◆ Instructions to follow
In your copy, include every line of the listing below exactly but none of the pictures.

Structured figure records
════

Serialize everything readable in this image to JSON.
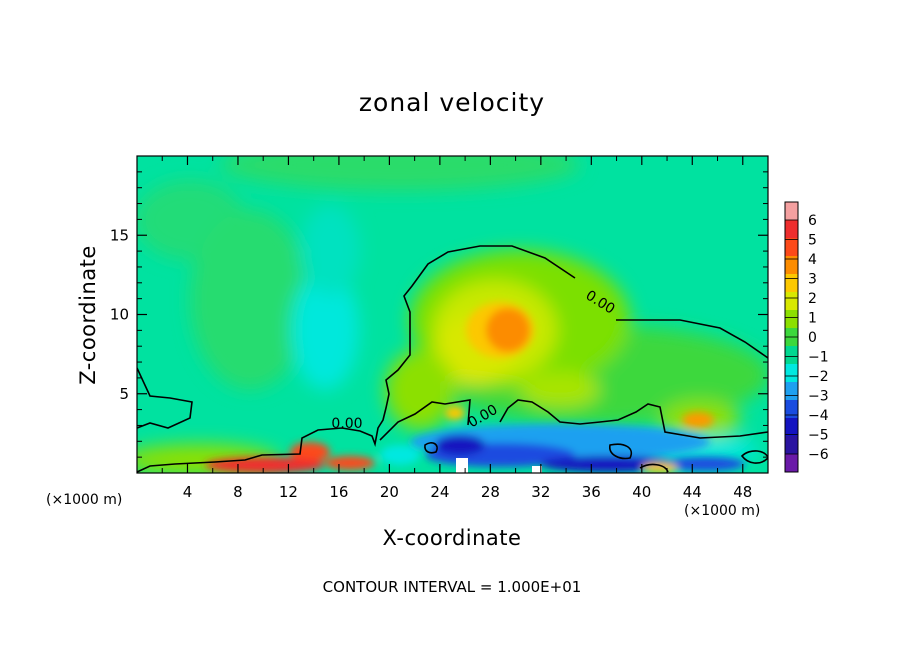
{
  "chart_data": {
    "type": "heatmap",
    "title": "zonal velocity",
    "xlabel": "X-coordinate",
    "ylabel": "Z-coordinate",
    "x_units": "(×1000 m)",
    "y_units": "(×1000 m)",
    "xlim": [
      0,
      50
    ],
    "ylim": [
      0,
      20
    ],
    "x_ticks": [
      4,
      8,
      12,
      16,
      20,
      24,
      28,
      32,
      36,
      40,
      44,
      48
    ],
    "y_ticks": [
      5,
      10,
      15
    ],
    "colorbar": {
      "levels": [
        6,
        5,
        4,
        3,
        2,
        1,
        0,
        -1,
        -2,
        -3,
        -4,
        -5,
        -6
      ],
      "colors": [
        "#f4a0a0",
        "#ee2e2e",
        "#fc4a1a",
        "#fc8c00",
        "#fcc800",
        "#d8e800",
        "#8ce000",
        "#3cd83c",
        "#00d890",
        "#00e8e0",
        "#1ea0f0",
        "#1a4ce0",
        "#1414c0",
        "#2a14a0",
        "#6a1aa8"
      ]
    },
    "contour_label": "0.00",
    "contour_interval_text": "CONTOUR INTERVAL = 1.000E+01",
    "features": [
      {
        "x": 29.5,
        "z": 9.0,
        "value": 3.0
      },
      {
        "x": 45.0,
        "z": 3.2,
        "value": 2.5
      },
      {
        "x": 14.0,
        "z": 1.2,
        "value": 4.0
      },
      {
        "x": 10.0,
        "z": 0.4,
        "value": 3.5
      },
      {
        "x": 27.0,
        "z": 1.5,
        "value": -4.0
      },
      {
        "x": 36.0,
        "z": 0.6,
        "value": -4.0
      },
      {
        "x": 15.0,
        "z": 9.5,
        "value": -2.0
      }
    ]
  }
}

════

◆ Output for this exercise
Serialize everything readable in this image to JSON.
{
  "chart_data": {
    "type": "heatmap",
    "title": "zonal velocity",
    "xlabel": "X-coordinate",
    "ylabel": "Z-coordinate",
    "x_units": "(×1000 m)",
    "y_units": "(×1000 m)",
    "xlim": [
      0,
      50
    ],
    "ylim": [
      0,
      20
    ],
    "x_ticks": [
      4,
      8,
      12,
      16,
      20,
      24,
      28,
      32,
      36,
      40,
      44,
      48
    ],
    "y_ticks": [
      5,
      10,
      15
    ],
    "colorbar": {
      "levels": [
        6,
        5,
        4,
        3,
        2,
        1,
        0,
        -1,
        -2,
        -3,
        -4,
        -5,
        -6
      ],
      "colors": [
        "#f4a0a0",
        "#ee2e2e",
        "#fc4a1a",
        "#fc8c00",
        "#fcc800",
        "#d8e800",
        "#8ce000",
        "#3cd83c",
        "#00d890",
        "#00e8e0",
        "#1ea0f0",
        "#1a4ce0",
        "#1414c0",
        "#2a14a0",
        "#6a1aa8"
      ]
    },
    "contour_label": "0.00",
    "contour_interval_text": "CONTOUR INTERVAL = 1.000E+01",
    "features": [
      {
        "x": 29.5,
        "z": 9.0,
        "value": 3.0
      },
      {
        "x": 45.0,
        "z": 3.2,
        "value": 2.5
      },
      {
        "x": 14.0,
        "z": 1.2,
        "value": 4.0
      },
      {
        "x": 10.0,
        "z": 0.4,
        "value": 3.5
      },
      {
        "x": 27.0,
        "z": 1.5,
        "value": -4.0
      },
      {
        "x": 36.0,
        "z": 0.6,
        "value": -4.0
      },
      {
        "x": 15.0,
        "z": 9.5,
        "value": -2.0
      }
    ]
  }
}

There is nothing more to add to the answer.